- _PROBLEM DETAILS_
Transcribe the material below exactly as it appears.

- _STORED ROWS_
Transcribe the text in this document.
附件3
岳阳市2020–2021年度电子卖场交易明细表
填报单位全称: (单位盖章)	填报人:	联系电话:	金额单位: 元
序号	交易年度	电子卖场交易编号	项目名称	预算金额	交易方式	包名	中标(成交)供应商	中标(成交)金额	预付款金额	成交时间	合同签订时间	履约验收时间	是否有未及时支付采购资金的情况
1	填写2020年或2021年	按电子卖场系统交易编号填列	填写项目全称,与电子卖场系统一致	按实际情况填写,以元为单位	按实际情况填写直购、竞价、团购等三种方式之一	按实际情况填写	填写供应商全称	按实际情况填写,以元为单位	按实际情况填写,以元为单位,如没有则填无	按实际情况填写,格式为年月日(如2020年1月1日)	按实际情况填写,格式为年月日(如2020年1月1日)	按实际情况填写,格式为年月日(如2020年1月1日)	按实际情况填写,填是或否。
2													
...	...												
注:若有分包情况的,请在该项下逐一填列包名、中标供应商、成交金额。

- _WORKED SOLUTION_
Transcribe the text in this document.
附件3
岳阳市2020–2021年度电子卖场交易明细表
填报单位全称: (单位盖章)	填报人:	联系电话:	金额单位: 元
序号	交易年度	电子卖场交易编号	项目名称	预算金额	交易方式	包名	中标(成交)供应商	中标(成交)金额	预付款金额	成交时间	合同签订时间	履约验收时间	是否有未及时支付采购资金的情况
1	填写2020年或2021年	按电子卖场系统交易编号填列	填写项目全称,与电子卖场系统一致	按实际情况填写,以元为单位	按实际情况填写直购、竞价、团购等三种方式之一	按实际情况填写	填写供应商全称	按实际情况填写,以元为单位	按实际情况填写,以元为单位,如没有则填无	按实际情况填写,格式为年月日(如2020年1月1日)	按实际情况填写,格式为年月日(如2020年1月1日)	按实际情况填写,格式为年月日(如2020年1月1日)	按实际情况填写,填是或否。
2													
...	...												
注:若有分包情况的,请在该项下逐一填列包名、中标供应商、成交金额。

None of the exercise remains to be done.